-- BEGIN --
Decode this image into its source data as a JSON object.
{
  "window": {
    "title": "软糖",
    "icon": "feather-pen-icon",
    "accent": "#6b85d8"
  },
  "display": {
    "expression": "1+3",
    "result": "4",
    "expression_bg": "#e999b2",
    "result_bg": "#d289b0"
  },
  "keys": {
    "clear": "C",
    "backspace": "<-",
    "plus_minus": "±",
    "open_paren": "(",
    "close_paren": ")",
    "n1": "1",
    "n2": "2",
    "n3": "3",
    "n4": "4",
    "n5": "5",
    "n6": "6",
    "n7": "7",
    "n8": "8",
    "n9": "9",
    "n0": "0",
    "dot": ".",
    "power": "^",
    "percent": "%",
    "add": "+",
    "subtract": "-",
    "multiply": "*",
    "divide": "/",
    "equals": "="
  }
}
-- END --
-- BEGIN --
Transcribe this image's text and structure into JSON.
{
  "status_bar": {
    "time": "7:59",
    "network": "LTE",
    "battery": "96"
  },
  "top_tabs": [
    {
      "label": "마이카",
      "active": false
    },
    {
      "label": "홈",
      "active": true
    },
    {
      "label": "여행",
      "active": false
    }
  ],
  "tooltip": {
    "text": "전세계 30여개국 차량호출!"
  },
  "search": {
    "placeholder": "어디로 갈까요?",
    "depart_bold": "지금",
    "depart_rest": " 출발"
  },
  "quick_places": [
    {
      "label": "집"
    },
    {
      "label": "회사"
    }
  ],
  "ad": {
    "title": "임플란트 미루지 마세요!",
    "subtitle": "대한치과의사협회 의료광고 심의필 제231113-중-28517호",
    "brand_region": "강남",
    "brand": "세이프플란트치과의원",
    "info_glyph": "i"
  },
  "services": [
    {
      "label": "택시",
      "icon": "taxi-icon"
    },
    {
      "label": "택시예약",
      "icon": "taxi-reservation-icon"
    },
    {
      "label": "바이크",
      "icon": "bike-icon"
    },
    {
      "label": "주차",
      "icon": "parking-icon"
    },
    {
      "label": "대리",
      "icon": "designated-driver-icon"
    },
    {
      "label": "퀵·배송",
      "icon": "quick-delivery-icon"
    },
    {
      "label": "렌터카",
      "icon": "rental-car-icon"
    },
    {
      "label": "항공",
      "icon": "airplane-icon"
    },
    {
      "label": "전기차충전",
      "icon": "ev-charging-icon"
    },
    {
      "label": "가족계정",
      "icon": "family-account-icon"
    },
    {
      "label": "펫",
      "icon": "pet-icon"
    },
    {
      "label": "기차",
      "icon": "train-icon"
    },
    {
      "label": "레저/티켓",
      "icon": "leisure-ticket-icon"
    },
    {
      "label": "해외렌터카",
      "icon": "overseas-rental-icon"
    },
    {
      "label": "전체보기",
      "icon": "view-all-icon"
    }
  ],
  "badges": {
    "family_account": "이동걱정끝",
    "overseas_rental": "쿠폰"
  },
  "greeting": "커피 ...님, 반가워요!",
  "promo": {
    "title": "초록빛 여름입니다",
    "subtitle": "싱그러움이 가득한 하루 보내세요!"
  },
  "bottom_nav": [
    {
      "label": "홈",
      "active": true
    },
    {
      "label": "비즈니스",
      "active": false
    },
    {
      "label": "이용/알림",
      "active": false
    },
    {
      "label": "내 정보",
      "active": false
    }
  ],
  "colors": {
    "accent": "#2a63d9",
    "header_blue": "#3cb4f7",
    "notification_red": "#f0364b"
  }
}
-- END --
Prompt ▸
Identify which lines contain the word "taxi" and copy each one.

In response ▸
      "icon": "taxi-icon"
      "icon": "taxi-reservation-icon"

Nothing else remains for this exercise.